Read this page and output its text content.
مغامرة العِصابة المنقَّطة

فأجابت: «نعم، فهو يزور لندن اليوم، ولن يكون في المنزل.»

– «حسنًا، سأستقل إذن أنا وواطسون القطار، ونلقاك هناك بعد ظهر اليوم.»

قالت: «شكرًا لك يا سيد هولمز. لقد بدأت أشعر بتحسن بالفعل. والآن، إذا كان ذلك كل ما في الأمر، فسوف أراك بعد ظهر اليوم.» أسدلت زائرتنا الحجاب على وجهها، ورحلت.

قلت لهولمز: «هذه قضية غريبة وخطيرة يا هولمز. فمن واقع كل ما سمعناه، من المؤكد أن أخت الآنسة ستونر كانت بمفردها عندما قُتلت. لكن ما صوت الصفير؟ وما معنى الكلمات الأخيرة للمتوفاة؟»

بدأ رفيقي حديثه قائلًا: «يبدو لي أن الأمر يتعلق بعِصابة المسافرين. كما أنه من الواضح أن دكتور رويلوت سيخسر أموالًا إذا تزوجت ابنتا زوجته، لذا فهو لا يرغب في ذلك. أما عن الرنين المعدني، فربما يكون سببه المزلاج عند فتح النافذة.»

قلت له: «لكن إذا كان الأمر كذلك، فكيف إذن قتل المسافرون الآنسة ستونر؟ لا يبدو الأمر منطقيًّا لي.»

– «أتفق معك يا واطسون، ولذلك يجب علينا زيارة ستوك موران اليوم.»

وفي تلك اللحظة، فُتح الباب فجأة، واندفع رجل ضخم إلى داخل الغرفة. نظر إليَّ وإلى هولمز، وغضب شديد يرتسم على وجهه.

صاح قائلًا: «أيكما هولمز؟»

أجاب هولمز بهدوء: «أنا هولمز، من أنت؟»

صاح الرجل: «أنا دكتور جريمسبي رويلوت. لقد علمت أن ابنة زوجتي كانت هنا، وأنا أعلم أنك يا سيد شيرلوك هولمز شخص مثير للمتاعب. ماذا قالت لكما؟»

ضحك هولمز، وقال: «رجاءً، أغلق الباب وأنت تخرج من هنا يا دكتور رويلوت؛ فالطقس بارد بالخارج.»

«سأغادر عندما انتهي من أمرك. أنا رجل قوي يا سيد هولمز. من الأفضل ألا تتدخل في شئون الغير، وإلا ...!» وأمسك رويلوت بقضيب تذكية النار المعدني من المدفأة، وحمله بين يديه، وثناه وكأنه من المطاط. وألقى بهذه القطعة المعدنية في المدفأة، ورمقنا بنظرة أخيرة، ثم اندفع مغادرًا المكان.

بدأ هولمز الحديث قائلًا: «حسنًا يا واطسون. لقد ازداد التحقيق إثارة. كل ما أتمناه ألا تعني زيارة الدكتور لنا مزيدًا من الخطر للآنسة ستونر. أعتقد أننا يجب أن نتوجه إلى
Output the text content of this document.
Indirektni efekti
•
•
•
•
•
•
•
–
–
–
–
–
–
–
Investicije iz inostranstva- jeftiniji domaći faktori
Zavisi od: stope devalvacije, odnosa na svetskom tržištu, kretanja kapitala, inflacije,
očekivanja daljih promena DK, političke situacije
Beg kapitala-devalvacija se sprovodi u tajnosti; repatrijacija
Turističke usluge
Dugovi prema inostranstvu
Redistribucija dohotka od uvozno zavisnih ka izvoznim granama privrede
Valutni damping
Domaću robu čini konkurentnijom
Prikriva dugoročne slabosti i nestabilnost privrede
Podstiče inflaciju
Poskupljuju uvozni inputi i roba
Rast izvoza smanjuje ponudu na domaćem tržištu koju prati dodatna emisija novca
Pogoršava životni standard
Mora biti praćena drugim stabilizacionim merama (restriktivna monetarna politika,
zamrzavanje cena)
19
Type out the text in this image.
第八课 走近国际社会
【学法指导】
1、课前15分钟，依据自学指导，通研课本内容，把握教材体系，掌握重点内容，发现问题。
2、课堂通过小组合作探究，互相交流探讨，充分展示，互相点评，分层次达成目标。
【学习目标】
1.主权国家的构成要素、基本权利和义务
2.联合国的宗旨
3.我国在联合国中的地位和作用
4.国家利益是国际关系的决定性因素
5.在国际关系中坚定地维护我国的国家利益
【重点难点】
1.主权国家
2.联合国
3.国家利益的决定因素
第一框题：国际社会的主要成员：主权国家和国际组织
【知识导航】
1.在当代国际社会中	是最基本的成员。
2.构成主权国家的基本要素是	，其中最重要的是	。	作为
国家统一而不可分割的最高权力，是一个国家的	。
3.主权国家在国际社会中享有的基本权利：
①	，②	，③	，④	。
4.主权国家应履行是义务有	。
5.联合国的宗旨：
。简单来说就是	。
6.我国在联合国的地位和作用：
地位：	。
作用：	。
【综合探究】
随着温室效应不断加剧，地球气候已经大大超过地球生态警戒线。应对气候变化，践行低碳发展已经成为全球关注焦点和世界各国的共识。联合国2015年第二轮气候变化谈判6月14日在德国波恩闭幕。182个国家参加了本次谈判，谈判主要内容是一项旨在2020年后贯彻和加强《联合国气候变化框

What you are asked to do - State how many lines in the records above contain the word "رويلوت", and give only that number.

Written answer - 4